### [Requirement]
Copy out every line in which the string "kondygnacji" occurs.

<<<<

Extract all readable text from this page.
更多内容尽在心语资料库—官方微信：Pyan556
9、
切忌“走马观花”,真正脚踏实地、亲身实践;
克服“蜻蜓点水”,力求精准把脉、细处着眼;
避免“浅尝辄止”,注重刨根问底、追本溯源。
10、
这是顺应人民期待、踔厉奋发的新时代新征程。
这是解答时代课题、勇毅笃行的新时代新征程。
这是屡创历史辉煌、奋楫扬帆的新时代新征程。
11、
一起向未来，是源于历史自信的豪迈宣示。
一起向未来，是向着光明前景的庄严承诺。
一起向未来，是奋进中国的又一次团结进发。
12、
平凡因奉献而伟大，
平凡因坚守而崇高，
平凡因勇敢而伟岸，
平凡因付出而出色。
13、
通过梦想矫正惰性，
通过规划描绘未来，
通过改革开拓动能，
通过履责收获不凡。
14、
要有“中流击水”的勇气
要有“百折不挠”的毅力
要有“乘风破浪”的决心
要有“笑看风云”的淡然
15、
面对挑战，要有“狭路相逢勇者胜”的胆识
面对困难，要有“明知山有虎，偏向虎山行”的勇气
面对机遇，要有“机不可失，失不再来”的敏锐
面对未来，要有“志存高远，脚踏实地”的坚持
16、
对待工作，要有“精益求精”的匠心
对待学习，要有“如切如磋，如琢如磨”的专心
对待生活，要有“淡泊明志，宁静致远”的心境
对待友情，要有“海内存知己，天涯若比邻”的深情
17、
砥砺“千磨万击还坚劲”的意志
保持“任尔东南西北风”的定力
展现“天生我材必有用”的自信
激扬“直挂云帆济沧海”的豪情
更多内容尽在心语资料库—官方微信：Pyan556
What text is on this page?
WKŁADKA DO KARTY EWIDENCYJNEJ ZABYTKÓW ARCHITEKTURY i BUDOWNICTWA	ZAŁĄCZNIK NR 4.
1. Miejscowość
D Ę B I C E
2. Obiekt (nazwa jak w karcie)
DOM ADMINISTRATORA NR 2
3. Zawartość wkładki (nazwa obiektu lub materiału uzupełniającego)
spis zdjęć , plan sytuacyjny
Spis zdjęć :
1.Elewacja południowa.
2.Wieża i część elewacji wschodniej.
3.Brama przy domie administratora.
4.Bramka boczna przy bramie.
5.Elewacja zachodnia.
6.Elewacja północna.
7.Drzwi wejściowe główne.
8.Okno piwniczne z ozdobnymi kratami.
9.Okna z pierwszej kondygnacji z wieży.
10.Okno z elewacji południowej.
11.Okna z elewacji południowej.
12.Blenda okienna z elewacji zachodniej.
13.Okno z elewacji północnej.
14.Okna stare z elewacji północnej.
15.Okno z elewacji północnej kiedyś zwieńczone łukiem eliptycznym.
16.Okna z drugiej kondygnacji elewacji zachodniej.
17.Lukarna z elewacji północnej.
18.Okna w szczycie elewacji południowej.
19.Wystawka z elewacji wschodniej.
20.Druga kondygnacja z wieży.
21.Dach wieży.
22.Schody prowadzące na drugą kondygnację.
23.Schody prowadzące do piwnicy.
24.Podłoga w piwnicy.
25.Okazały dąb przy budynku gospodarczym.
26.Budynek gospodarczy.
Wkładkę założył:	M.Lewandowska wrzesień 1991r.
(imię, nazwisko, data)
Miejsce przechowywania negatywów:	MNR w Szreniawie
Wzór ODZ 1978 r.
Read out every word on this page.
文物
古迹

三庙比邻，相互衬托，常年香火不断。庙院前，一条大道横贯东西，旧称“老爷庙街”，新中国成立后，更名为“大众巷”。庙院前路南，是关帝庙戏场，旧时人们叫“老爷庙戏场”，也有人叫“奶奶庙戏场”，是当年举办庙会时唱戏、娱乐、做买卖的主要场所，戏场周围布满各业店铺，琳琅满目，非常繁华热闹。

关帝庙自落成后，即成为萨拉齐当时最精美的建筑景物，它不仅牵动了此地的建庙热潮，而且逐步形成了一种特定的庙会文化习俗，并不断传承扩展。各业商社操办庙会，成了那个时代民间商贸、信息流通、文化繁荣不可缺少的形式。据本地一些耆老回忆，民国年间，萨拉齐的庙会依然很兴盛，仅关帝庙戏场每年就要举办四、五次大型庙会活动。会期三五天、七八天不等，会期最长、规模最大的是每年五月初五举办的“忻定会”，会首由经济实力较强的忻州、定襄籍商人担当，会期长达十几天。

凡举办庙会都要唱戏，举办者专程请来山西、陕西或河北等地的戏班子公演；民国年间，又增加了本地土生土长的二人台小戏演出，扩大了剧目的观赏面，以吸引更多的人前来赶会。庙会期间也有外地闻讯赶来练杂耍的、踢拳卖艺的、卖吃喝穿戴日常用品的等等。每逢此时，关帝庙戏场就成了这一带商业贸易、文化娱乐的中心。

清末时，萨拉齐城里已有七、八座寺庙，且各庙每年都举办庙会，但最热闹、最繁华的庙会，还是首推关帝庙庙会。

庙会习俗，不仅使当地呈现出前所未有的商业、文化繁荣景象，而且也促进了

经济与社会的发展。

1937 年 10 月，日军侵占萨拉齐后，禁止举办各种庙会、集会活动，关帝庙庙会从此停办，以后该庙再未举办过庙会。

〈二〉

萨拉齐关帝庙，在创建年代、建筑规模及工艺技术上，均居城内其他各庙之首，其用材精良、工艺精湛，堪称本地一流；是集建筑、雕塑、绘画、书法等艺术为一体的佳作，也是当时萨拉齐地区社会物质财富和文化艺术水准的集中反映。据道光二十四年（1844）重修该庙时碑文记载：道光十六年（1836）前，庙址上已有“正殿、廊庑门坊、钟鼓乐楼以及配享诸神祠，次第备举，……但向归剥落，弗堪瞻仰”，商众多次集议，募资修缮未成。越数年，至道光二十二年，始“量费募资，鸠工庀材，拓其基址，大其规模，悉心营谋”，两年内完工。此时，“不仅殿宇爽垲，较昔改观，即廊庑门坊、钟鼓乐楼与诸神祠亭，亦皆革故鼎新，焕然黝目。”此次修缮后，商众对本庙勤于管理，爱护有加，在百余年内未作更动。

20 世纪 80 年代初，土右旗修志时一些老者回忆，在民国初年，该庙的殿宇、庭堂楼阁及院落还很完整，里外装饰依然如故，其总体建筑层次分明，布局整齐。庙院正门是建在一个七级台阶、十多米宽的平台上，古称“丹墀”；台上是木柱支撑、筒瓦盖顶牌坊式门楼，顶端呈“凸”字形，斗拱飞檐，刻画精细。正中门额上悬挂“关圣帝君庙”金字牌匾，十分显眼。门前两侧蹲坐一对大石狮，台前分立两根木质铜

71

>>>>

### [Final answer]
9.Okna z pierwszej kondygnacji z wieży.
16.Okna z drugiej kondygnacji elewacji zachodniej.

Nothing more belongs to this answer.